## Exercise instructions
Please write out the part of the article on the pogroms in South Africa between "But even here, the" and "the evictions continue.", inclusive, word for word.

3.Oct.2023 About Us | Contact Us | Terms & Conditions

Are you on Facebook? Please join us @ The New Black Magazine

Search Articles

Home











THE POGROMS IN SOUTH AFRICA

 

By Richard Pithouse

 

Tuesday, July 8, 2008.

 

The industrial and mining towns on the Eastern outskirts of Johannesburg are unlovely places. They’re set on flat windswept plains amidst the dumps of sterile sand left over from old mines.

 

In winter the wind bites, the sky is a very pale blue and it seems to be all coal braziers, starved dogs, faded strip malls, gun shops and rusting factories and mine headgear. All that seems new are the police cars and, round the corner from the Harry Gwala shack settlement, a double story facebrick strip club.

 

But even here, the battle for land continues. The poor are loosing their grip on the scattered bits of land which they took in defiance of apartheid more than twenty years ago. The state is, again, sending in bulldozers and men with guns to move the poor from central shack settlements to peripheral townships.

 

In every relocation many are simply left homeless. It is very difficult to resist the armed force of the state but people do what they can. Officials are often stoned. In principle the courts should provide relief from evictions that are not just illegal but are in fact criminal acts under South African law. There have been notable successes but it is often difficult to get pro bono legal support, legal processes are slow and the evictions continue.

 

In the Harry Gwala settlement the poorest women are on their hands and knees searching for bits of coal to bake into lumps of clay to keep the braziers burning. S’bu Zikode from Abahlali baseMjondolo in Durban and Ashraf Cassiem from the Anti-Eviction Campaign in Cape Town are here to meet with the Harry Gwala branch of the Landless People’s Movement. These are all poor people’s movements that have been criminalised and violently attacked by the state.

 

The meeting is to discuss strategies for holding onto the urban land that keeps people close to work, schools, libraries and all the other benefits of city life. This is what it has come down to - militancy is about holding onto what was taken from apartheid.

 

Here in Harry Gwala, forced removals started in 2004. That was also the year in which the Landless People’s Movement declared a boycott of the local government elections and were subject to severe repression, including the police torture of some activists.

## Information provided

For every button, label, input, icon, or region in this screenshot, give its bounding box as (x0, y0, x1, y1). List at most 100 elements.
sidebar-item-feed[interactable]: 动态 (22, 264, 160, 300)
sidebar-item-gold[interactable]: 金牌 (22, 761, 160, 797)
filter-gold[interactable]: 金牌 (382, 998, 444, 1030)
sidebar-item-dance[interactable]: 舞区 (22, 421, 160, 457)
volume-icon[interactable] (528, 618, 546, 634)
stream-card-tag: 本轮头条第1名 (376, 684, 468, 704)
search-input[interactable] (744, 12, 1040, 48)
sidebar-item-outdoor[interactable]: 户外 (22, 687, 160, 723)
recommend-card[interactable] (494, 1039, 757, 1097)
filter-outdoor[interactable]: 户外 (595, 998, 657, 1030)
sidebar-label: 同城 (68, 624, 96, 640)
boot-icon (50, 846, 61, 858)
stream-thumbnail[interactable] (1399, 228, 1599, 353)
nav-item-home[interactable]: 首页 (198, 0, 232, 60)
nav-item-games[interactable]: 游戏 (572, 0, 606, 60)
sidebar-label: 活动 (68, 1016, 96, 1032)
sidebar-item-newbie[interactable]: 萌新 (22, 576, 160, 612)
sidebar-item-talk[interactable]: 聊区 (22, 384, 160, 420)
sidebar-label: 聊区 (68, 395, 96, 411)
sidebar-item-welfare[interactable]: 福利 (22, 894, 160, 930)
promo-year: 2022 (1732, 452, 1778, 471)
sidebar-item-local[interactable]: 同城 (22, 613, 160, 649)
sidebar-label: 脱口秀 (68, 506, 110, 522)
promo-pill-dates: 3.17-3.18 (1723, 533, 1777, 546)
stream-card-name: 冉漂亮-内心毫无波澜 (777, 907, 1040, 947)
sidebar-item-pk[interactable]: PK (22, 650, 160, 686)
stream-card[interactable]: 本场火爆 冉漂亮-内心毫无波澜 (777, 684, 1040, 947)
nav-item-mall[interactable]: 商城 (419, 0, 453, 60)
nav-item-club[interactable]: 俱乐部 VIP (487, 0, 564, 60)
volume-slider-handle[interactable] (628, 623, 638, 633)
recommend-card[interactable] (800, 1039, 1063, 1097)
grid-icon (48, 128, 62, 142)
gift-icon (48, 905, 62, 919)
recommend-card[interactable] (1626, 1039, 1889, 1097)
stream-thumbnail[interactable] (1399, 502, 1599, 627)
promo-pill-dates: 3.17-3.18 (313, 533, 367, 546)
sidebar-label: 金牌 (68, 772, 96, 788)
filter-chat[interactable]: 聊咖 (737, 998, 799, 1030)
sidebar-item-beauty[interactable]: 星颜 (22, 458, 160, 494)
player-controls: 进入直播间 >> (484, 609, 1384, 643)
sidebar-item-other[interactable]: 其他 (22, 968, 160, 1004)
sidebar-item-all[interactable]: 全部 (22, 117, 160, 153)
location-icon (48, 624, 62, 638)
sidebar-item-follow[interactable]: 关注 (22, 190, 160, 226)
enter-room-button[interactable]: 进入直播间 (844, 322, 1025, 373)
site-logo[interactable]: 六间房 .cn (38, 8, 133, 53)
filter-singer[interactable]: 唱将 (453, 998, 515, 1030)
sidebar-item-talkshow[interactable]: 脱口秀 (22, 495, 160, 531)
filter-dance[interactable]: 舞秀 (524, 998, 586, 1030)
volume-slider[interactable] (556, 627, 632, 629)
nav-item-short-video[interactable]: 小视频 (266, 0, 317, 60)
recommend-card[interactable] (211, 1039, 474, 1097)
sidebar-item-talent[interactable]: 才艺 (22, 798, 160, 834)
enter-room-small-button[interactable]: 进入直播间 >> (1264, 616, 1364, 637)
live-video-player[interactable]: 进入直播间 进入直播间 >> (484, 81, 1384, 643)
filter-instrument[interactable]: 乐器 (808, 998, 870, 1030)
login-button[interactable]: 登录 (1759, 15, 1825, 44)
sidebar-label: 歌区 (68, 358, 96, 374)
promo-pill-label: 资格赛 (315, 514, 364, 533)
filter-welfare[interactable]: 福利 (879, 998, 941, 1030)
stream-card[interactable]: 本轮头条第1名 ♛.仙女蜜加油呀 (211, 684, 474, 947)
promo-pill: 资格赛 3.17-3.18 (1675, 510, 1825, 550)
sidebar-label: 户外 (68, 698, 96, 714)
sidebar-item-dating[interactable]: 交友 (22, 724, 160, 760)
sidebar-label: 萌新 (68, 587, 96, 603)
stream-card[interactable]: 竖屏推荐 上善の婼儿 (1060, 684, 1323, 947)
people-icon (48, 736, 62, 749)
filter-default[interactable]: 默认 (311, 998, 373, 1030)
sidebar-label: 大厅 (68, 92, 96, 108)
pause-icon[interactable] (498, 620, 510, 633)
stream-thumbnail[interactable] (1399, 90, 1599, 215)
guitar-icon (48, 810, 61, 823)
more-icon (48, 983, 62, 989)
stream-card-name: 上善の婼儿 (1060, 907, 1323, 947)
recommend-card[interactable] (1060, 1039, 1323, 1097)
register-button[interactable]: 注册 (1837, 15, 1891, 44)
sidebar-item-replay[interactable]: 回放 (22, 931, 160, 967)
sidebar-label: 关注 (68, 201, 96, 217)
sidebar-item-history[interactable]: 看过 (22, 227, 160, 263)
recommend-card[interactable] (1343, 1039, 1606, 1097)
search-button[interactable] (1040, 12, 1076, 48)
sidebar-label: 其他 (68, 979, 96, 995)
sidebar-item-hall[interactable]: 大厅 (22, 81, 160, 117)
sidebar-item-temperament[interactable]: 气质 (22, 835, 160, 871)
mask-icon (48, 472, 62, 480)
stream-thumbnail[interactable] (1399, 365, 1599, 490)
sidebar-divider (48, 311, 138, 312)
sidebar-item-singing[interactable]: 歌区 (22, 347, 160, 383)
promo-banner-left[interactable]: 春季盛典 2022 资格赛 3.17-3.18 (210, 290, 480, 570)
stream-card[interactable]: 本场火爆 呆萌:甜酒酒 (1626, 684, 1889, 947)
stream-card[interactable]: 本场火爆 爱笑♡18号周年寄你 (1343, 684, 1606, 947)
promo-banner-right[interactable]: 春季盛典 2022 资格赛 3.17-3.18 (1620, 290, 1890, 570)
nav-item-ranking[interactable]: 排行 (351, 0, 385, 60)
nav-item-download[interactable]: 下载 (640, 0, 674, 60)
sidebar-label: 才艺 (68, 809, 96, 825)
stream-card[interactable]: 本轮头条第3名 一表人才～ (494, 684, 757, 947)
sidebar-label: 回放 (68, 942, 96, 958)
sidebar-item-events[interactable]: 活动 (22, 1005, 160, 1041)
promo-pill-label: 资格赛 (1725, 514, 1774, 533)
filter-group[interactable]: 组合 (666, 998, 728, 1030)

## Exercise answer
But even here, the battle for land continues. The poor are loosing their grip on the scattered bits of land which they took in defiance of apartheid more than twenty years ago. The state is, again, sending in bulldozers and men with guns to move the poor from central shack settlements to peripheral townships.

 

In every relocation many are simply left homeless. It is very difficult to resist the armed force of the state but people do what they can. Officials are often stoned. In principle the courts should provide relief from evictions that are not just illegal but are in fact criminal acts under South African law. There have been notable successes but it is often difficult to get pro bono legal support, legal processes are slow and the evictions continue.